### YOUR INSTRUCTIONS
Bring together all lines of the material below that contain the string "éducation".

### GIVEN ENTRIES

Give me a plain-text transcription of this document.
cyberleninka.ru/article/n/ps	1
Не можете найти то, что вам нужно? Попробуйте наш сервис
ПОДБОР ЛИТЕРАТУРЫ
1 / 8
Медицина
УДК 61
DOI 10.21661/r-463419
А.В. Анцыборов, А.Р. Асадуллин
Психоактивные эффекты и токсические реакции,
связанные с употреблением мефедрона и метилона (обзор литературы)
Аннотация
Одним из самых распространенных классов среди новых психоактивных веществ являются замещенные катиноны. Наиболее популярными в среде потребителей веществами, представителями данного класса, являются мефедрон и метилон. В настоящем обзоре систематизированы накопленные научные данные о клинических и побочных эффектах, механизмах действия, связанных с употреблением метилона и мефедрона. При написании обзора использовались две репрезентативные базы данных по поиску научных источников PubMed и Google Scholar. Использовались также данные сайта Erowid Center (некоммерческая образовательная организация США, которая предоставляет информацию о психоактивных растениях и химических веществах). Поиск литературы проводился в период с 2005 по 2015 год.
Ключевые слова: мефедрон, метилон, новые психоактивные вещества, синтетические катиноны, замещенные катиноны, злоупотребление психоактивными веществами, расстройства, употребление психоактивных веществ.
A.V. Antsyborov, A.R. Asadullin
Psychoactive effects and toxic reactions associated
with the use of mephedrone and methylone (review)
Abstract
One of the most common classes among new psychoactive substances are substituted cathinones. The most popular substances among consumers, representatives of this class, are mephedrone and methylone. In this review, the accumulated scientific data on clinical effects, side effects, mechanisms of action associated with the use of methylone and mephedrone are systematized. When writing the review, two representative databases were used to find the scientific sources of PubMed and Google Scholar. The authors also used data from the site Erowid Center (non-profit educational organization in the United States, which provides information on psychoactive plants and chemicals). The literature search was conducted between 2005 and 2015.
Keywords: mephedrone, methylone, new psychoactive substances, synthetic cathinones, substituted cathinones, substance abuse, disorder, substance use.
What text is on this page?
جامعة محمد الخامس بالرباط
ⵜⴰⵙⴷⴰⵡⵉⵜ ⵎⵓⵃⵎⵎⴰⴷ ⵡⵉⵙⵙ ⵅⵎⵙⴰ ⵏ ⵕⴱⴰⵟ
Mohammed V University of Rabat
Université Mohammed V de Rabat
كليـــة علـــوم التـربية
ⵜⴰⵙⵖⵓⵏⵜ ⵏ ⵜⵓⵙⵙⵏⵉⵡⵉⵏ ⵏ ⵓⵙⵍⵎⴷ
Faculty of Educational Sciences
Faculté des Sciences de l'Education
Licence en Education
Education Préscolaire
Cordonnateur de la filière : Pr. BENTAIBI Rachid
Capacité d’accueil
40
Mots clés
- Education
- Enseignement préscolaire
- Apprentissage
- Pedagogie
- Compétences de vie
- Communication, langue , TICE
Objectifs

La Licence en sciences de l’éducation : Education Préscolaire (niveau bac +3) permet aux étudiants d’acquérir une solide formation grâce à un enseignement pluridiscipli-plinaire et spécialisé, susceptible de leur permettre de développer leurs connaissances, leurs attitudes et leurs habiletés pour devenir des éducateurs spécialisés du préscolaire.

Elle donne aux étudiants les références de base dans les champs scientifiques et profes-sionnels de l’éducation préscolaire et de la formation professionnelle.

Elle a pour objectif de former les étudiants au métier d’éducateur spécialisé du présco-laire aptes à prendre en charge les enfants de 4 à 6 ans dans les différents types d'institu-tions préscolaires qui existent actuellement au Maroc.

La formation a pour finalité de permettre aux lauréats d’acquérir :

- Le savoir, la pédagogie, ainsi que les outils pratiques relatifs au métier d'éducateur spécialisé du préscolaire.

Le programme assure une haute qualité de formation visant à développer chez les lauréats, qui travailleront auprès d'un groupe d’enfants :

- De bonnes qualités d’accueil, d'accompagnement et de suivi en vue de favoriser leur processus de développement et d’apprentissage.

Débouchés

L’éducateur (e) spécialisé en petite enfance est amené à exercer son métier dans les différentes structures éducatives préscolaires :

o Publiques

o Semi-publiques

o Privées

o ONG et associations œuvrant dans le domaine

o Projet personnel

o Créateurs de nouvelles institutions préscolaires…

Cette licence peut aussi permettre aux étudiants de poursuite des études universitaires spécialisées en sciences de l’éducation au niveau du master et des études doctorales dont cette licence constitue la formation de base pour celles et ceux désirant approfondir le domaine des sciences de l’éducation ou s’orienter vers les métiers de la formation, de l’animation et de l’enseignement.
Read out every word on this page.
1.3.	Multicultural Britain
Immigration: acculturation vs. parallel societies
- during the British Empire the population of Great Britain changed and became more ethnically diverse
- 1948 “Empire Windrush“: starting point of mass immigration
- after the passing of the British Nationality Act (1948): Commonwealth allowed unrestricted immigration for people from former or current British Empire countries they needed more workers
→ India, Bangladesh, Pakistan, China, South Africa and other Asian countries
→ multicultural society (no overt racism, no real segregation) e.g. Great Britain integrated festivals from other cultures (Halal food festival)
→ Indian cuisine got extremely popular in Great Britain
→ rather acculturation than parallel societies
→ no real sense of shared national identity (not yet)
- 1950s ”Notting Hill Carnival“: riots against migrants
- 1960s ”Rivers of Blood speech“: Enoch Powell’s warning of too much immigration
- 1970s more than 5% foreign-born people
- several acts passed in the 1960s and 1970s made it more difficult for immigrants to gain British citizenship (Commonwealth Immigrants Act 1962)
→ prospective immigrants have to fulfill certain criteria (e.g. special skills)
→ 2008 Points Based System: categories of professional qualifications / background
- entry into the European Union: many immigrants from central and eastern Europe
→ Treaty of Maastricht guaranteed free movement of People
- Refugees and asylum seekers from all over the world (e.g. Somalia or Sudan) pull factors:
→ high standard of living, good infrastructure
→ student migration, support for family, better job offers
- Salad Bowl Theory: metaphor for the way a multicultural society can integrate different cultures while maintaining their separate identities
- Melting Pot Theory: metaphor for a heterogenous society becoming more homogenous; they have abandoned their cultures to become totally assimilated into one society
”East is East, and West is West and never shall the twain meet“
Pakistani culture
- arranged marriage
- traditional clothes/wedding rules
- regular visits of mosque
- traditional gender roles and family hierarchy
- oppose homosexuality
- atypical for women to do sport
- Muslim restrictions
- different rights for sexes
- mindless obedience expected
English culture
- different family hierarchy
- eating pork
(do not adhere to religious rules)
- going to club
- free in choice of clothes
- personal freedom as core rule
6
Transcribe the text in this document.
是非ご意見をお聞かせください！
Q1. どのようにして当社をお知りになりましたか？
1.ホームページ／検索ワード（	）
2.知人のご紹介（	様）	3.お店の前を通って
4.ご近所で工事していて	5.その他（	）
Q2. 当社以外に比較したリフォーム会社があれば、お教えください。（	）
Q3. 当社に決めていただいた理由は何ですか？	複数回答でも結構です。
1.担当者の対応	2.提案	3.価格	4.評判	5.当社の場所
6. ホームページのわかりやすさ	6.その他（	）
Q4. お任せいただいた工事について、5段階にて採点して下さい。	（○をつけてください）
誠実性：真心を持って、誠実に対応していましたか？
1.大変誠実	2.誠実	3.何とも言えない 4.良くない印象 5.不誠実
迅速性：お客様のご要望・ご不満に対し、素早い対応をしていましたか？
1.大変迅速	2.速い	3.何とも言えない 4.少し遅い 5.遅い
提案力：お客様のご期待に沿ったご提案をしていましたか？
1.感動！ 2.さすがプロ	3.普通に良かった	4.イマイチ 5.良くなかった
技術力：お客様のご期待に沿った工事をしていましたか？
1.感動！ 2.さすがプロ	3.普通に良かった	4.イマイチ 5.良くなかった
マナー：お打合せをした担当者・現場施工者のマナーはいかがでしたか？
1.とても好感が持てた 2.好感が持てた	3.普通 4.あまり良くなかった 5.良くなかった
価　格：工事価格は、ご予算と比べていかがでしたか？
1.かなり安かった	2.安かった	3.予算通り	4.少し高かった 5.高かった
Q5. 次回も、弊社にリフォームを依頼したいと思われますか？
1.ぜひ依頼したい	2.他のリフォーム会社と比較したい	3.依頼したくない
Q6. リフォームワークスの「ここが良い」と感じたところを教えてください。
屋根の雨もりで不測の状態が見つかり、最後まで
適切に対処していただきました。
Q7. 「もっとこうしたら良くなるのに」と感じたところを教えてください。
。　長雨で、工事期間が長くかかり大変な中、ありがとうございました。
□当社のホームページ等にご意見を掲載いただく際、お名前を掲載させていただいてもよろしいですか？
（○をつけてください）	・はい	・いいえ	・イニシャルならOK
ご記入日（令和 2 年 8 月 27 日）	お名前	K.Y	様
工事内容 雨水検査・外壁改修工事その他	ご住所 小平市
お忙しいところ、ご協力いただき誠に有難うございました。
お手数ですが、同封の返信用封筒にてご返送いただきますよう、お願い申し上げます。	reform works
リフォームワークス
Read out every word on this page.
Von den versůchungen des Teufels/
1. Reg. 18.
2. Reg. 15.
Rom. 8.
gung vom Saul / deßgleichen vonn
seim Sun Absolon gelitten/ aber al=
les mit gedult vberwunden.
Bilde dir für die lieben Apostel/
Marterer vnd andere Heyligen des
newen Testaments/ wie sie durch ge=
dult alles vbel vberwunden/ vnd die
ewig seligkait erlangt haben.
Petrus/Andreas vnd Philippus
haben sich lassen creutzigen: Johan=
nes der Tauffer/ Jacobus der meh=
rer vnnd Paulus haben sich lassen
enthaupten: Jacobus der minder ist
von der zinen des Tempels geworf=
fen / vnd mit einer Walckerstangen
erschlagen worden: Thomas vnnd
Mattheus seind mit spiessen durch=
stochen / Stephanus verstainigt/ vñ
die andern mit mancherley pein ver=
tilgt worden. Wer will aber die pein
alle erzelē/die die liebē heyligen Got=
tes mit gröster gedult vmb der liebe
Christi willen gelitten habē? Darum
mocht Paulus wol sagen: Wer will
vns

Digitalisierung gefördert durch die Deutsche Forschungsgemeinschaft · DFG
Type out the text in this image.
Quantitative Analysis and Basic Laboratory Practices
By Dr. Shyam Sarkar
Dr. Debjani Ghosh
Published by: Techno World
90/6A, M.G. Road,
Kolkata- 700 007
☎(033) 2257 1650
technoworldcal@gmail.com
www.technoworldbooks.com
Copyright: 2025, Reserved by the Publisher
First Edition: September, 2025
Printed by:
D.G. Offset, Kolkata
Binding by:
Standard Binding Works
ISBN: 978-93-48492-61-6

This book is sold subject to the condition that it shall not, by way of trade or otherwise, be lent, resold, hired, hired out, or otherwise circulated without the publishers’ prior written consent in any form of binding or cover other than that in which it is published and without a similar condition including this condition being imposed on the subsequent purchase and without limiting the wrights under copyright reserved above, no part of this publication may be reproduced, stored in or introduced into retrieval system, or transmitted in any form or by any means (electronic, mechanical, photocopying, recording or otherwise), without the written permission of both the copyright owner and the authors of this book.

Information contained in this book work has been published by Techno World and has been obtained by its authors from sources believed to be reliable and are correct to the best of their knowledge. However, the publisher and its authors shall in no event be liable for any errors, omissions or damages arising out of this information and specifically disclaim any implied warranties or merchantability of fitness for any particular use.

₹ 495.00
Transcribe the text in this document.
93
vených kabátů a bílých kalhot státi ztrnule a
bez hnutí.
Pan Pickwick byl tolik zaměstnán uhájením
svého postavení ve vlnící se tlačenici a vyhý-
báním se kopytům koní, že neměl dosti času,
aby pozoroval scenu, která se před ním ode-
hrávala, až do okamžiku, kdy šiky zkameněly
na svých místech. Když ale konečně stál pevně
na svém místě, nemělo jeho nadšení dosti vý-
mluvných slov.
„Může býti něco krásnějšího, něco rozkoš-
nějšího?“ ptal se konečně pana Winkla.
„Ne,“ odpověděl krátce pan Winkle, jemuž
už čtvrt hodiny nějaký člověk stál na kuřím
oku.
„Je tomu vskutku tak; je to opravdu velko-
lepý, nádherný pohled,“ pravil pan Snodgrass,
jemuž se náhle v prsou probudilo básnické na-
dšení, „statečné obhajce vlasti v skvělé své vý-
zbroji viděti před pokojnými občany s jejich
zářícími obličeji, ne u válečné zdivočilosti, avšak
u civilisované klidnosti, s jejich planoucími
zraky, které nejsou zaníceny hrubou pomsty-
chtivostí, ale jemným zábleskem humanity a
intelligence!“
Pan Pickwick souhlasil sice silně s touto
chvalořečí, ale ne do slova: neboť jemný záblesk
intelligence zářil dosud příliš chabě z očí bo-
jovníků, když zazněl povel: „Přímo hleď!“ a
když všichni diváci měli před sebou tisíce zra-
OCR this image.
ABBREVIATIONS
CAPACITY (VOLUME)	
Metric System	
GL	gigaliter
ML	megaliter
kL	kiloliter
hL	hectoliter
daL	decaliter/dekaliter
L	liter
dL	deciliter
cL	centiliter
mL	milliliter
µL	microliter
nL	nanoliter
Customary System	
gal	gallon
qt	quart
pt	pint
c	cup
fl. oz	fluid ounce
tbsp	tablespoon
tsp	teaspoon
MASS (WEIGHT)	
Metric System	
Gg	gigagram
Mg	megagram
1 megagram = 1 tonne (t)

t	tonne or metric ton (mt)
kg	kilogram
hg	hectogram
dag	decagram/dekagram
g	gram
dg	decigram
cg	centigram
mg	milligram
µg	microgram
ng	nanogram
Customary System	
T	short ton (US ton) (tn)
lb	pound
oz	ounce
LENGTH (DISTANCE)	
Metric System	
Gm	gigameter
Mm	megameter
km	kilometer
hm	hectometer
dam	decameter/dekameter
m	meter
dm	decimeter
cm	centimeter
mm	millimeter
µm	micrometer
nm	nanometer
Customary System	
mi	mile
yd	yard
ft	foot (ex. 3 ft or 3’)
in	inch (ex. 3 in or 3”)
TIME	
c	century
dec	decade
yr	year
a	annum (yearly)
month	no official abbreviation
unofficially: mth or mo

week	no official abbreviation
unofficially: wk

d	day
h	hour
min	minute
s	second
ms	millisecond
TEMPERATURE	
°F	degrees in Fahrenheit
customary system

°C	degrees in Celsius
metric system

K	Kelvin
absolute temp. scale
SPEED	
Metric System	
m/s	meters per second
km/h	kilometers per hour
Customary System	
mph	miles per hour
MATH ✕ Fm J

### RESPONSE
La Licence en sciences de l’éducation : Education Préscolaire (niveau bac +3) permet aux étudiants d’acquérir une solide formation grâce à un enseignement pluridiscipli-plinaire et spécialisé, susceptible de leur permettre de développer leurs connaissances, leurs attitudes et leurs habiletés pour devenir des éducateurs spécialisés du préscolaire.
Elle donne aux étudiants les références de base dans les champs scientifiques et profes-sionnels de l’éducation préscolaire et de la formation professionnelle.
Cette licence peut aussi permettre aux étudiants de poursuite des études universitaires spécialisées en sciences de l’éducation au niveau du master et des études doctorales dont cette licence constitue la formation de base pour celles et ceux désirant approfondir le domaine des sciences de l’éducation ou s’orienter vers les métiers de la formation, de l’animation et de l’enseignement.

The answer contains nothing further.